* Record set:
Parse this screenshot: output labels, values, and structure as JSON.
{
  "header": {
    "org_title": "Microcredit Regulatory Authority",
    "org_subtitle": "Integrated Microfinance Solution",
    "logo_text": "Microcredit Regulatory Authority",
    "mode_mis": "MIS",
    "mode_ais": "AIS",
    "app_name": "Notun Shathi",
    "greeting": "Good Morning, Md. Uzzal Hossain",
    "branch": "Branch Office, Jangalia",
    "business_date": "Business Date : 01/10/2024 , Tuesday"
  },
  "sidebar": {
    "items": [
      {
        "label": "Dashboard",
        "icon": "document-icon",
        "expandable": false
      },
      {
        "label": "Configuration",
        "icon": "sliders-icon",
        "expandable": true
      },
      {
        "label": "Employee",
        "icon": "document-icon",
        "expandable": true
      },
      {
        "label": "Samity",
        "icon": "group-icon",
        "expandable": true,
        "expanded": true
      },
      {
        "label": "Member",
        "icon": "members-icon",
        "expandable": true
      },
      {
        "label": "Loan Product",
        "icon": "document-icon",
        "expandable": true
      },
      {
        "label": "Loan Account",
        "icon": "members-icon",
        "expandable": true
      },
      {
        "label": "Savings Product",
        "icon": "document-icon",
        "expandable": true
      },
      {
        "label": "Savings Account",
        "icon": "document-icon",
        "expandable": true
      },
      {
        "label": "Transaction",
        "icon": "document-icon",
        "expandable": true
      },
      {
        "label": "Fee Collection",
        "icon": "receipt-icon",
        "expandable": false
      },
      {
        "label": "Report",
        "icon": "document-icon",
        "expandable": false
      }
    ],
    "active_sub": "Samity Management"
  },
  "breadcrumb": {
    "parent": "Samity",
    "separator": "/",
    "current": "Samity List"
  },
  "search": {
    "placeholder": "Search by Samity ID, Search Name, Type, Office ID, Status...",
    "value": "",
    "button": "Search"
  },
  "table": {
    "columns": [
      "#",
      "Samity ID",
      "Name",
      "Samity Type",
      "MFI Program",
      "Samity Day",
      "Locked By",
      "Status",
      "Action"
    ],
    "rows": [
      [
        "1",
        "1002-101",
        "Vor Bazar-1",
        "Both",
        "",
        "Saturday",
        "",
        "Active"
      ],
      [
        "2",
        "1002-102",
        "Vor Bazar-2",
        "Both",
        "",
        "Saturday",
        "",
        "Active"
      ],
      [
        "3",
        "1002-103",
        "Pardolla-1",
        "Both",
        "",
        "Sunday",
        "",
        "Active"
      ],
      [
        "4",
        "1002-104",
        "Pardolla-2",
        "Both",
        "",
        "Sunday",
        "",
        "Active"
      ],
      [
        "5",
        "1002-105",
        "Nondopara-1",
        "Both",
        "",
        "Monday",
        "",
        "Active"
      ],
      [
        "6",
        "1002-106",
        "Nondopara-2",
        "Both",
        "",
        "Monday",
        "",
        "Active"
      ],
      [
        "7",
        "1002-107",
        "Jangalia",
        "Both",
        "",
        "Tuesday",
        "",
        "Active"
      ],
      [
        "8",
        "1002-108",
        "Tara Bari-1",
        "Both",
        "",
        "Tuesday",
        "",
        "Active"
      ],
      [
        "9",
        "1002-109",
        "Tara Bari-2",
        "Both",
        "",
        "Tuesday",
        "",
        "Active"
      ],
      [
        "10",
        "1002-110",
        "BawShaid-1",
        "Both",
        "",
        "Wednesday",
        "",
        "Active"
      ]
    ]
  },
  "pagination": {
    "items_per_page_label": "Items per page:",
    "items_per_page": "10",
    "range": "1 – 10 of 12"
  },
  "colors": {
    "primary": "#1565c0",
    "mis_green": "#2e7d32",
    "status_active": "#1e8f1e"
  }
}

* Request:
Exactly reproduce the material above.

* Exercise answer:
Parse this screenshot: output labels, values, and structure as JSON.
{
  "header": {
    "org_title": "Microcredit Regulatory Authority",
    "org_subtitle": "Integrated Microfinance Solution",
    "logo_text": "Microcredit Regulatory Authority",
    "mode_mis": "MIS",
    "mode_ais": "AIS",
    "app_name": "Notun Shathi",
    "greeting": "Good Morning, Md. Uzzal Hossain",
    "branch": "Branch Office, Jangalia",
    "business_date": "Business Date : 01/10/2024 , Tuesday"
  },
  "sidebar": {
    "items": [
      {
        "label": "Dashboard",
        "icon": "document-icon",
        "expandable": false
      },
      {
        "label": "Configuration",
        "icon": "sliders-icon",
        "expandable": true
      },
      {
        "label": "Employee",
        "icon": "document-icon",
        "expandable": true
      },
      {
        "label": "Samity",
        "icon": "group-icon",
        "expandable": true,
        "expanded": true
      },
      {
        "label": "Member",
        "icon": "members-icon",
        "expandable": true
      },
      {
        "label": "Loan Product",
        "icon": "document-icon",
        "expandable": true
      },
      {
        "label": "Loan Account",
        "icon": "members-icon",
        "expandable": true
      },
      {
        "label": "Savings Product",
        "icon": "document-icon",
        "expandable": true
      },
      {
        "label": "Savings Account",
        "icon": "document-icon",
        "expandable": true
      },
      {
        "label": "Transaction",
        "icon": "document-icon",
        "expandable": true
      },
      {
        "label": "Fee Collection",
        "icon": "receipt-icon",
        "expandable": false
      },
      {
        "label": "Report",
        "icon": "document-icon",
        "expandable": false
      }
    ],
    "active_sub": "Samity Management"
  },
  "breadcrumb": {
    "parent": "Samity",
    "separator": "/",
    "current": "Samity List"
  },
  "search": {
    "placeholder": "Search by Samity ID, Search Name, Type, Office ID, Status...",
    "value": "",
    "button": "Search"
  },
  "table": {
    "columns": [
      "#",
      "Samity ID",
      "Name",
      "Samity Type",
      "MFI Program",
      "Samity Day",
      "Locked By",
      "Status",
      "Action"
    ],
    "rows": [
      [
        "1",
        "1002-101",
        "Vor Bazar-1",
        "Both",
        "",
        "Saturday",
        "",
        "Active"
      ],
      [
        "2",
        "1002-102",
        "Vor Bazar-2",
        "Both",
        "",
        "Saturday",
        "",
        "Active"
      ],
      [
        "3",
        "1002-103",
        "Pardolla-1",
        "Both",
        "",
        "Sunday",
        "",
        "Active"
      ],
      [
        "4",
        "1002-104",
        "Pardolla-2",
        "Both",
        "",
        "Sunday",
        "",
        "Active"
      ],
      [
        "5",
        "1002-105",
        "Nondopara-1",
        "Both",
        "",
        "Monday",
        "",
        "Active"
      ],
      [
        "6",
        "1002-106",
        "Nondopara-2",
        "Both",
        "",
        "Monday",
        "",
        "Active"
      ],
      [
        "7",
        "1002-107",
        "Jangalia",
        "Both",
        "",
        "Tuesday",
        "",
        "Active"
      ],
      [
        "8",
        "1002-108",
        "Tara Bari-1",
        "Both",
        "",
        "Tuesday",
        "",
        "Active"
      ],
      [
        "9",
        "1002-109",
        "Tara Bari-2",
        "Both",
        "",
        "Tuesday",
        "",
        "Active"
      ],
      [
        "10",
        "1002-110",
        "BawShaid-1",
        "Both",
        "",
        "Wednesday",
        "",
        "Active"
      ]
    ]
  },
  "pagination": {
    "items_per_page_label": "Items per page:",
    "items_per_page": "10",
    "range": "1 – 10 of 12"
  },
  "colors": {
    "primary": "#1565c0",
    "mis_green": "#2e7d32",
    "status_active": "#1e8f1e"
  }
}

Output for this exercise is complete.